Page extract -
- Opening Delimiter -
According to tradition, this relic is part of the True Cross that the Empress Saint Helena unearthed in Jerusalem. From there, Saint Turibius of Astorga, Custodian of the Holy Places, took it to the cathedral of his hometown in Astorga, Spain, where he was soon made bishop. When the Moors invaded Spain in 711, the relic was hidden along with others in a fold on Mount Viorna in the Liebana Valley, next to St. Turibius' relics. Both relics were eventually transferred to the monastery that immediately became an important place to be visited by pilgrims on their way to Santiago de Compostela. Documents dated 1507 state that, "since time immemorial" the Jubilee is celebrated every time the saint's feast-day falls on a Sunday.

Fr. Sandoval, chronicler of the Benedictine order, wrote that this relic is the "left arm of the Holy Cross. It was sawed and assembled in the form of a cross, leaving intact the hole where was nailed down the hand of Christ". The vertical bar is 635 mm long and the crossbar is 393 mm long. The cross has a thickness of
38 mm. It is the largest preserved relic of the True Cross.

The wood was embedded in a Gothic silver gilt cross, manufactured by a workshop of Valladolid in 1679. It lies in a housing of golden wood in a baroque, domed, early 18th-century chapel in the north wall of the church, looked over by an effigy of the chapel's founder, Francisco de Cosío y Otero (1640–1715), Grand Inquisitor of Madrid and later Archbishop of Bogotá in Colombia, who was born locally.

In 1817 Ignacio Ramón de Roda, Bishop of León, went to the monastery and asked permission of the prior of the Benedictine monks to remove a portion of the Cross. Two pieces of wood arranged in the form of a cross in a reliquary were given to Don Joachim and Don Felix Columbus, descendants of Christopher Columbus, for the chapel of their family castle in Asturias. In 1909 Terry and Mathilde Boal inherited and imported to their American estate the chapel of the Columbus family, including an admiral's desk that belonged to the famous explorer himself. They brought from Spain to Boalsburg, Pennsylvania, the entrance door and the whole interior of the Columbus Chapel with the relic of the True Cross.

In 1958 a scientific investigation carried out by Madrid's Forestry Research Institute concluded that the relic is of a Mediterranean Cypress wood (Cupressus sempervirens), very common in Israel, and could be older than 2,000 years.
- Closing Delimiter -
Tasks to perform -
(A) In the account of the True Cross relic, what kind of wood did the 1958 investigation identify?
(B) Repeat the part of the account of the relic that opens with the words containing "According to tradition, this" and closes with "on a Sunday.".
These records have no connection to the text about the relic.

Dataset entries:
- Opening Delimiter -
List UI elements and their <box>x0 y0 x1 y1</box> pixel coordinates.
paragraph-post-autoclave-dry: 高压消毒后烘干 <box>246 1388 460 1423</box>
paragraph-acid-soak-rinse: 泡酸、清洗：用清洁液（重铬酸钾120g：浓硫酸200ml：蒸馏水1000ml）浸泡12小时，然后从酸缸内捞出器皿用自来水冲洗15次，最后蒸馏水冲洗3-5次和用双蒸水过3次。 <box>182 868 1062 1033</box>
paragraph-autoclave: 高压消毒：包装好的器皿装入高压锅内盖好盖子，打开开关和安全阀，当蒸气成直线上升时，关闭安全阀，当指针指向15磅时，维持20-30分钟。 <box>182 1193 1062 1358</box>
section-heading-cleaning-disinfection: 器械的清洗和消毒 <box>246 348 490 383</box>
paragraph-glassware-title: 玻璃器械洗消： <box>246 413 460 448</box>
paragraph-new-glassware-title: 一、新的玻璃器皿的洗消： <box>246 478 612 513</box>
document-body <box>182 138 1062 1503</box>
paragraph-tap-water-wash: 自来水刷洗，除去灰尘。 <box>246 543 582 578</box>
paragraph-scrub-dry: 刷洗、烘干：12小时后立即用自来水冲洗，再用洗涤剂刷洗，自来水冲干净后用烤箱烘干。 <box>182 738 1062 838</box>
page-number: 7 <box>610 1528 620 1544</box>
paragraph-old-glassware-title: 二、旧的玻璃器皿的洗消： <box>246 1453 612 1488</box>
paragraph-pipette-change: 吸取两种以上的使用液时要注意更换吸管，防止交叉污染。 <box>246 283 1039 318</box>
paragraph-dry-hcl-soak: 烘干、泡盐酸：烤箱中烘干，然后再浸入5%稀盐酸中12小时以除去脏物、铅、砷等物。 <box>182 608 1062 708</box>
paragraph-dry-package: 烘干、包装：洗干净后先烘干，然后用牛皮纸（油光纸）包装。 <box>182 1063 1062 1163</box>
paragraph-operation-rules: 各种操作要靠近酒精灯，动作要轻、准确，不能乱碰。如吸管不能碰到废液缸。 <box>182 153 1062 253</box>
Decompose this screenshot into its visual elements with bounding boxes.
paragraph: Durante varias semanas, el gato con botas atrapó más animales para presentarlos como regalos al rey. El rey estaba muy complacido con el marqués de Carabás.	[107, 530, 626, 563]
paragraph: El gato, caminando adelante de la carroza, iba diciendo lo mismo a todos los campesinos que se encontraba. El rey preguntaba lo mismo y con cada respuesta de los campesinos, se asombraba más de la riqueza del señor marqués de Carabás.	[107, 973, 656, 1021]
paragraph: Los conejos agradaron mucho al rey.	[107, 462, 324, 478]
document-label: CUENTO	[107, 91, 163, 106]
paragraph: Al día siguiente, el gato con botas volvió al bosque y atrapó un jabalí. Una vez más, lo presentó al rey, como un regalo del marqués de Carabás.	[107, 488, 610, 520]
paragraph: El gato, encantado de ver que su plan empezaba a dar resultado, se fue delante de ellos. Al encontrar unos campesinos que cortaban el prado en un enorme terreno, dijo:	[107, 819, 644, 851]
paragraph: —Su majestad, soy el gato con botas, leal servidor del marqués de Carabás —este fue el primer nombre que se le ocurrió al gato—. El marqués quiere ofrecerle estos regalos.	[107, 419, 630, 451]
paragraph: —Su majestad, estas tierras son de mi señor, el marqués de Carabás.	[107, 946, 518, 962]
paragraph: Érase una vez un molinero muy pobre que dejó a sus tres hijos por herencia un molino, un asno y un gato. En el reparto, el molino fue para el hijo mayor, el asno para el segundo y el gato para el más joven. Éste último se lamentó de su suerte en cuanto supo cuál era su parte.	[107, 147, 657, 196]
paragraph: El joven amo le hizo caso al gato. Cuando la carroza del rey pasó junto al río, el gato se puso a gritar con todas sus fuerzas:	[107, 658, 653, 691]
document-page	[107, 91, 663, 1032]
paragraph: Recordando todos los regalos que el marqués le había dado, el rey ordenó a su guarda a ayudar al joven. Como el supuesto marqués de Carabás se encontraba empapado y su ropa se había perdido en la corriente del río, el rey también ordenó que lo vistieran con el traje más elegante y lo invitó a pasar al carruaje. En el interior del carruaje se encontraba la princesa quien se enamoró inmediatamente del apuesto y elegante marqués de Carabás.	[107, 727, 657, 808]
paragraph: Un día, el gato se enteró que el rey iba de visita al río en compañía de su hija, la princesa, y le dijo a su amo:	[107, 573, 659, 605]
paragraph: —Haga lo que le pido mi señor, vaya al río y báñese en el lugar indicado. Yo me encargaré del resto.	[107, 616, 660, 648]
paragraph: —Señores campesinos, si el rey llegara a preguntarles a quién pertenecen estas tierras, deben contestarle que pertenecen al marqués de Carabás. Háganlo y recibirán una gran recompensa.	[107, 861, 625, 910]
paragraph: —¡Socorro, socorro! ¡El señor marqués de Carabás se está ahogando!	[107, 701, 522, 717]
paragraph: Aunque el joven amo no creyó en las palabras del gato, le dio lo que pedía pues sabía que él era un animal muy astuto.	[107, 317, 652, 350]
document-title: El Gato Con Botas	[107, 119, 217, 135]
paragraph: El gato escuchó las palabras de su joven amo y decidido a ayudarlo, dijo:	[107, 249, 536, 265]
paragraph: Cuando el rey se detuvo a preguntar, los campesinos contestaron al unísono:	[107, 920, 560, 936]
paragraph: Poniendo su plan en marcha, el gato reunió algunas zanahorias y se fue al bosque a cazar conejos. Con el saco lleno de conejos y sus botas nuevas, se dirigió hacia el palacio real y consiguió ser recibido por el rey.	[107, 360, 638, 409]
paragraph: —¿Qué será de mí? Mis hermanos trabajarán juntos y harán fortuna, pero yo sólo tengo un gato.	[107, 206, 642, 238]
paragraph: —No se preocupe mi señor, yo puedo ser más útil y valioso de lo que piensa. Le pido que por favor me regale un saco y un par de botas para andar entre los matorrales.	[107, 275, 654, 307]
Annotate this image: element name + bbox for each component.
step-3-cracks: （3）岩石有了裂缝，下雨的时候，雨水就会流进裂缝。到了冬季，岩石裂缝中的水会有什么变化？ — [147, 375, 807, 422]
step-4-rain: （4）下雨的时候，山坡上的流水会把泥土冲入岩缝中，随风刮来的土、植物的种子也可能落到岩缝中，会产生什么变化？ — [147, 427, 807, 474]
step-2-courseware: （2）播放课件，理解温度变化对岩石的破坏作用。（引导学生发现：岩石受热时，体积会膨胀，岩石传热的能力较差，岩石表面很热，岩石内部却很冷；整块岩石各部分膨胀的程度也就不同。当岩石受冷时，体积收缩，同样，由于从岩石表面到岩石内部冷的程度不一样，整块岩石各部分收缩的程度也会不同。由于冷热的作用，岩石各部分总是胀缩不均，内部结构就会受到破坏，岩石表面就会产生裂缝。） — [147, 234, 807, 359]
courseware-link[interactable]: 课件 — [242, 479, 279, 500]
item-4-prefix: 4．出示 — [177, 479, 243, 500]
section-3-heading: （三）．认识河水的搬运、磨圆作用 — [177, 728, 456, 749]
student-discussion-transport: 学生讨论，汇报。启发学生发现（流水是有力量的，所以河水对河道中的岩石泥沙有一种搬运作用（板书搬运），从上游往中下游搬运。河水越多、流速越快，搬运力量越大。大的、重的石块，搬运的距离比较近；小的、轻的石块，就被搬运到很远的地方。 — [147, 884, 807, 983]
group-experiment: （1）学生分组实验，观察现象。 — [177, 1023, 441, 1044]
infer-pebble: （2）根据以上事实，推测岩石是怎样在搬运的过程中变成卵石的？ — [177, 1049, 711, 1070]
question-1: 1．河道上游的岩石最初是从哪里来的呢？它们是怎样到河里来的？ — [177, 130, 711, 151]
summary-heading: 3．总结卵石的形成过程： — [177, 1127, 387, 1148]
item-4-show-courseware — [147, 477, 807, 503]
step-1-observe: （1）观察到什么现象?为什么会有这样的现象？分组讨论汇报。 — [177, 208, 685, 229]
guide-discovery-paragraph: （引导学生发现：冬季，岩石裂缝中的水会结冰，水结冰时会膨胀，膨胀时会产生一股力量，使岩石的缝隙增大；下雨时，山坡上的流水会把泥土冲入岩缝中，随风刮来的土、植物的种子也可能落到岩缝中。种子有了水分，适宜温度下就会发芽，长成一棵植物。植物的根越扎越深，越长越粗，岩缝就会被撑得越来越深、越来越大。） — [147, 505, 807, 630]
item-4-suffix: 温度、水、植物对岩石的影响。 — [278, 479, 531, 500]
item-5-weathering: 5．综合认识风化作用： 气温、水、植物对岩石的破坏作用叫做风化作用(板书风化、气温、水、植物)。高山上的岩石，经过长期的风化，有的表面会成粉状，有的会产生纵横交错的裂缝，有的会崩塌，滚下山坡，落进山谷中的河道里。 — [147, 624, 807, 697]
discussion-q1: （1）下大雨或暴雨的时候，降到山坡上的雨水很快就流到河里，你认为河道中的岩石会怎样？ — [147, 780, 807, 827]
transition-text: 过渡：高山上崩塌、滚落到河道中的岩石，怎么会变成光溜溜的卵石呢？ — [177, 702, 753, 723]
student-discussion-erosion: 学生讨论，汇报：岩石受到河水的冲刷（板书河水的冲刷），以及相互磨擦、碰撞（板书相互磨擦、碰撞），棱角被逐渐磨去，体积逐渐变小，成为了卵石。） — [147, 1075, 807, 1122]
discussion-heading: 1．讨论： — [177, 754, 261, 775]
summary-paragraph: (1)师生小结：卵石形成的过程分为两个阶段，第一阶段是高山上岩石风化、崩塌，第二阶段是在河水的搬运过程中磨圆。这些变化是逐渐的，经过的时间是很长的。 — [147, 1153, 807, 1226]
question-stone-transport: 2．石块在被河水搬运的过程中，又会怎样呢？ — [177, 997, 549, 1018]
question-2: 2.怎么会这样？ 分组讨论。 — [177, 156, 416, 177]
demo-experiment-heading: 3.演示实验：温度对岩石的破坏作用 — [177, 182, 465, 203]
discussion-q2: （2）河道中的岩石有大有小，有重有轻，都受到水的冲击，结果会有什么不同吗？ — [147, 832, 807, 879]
- Closing Delimiter -
List of solutions -
(A) Mediterranean Cypress wood (Cupressus sempervirens).

(B)
According to tradition, this relic is part of the True Cross that the Empress Saint Helena unearthed in Jerusalem. From there, Saint Turibius of Astorga, Custodian of the Holy Places, took it to the cathedral of his hometown in Astorga, Spain, where he was soon made bishop. When the Moors invaded Spain in 711, the relic was hidden along with others in a fold on Mount Viorna in the Liebana Valley, next to St. Turibius' relics. Both relics were eventually transferred to the monastery that immediately became an important place to be visited by pilgrims on their way to Santiago de Compostela. Documents dated 1507 state that, "since time immemorial" the Jubilee is celebrated every time the saint's feast-day falls on a Sunday.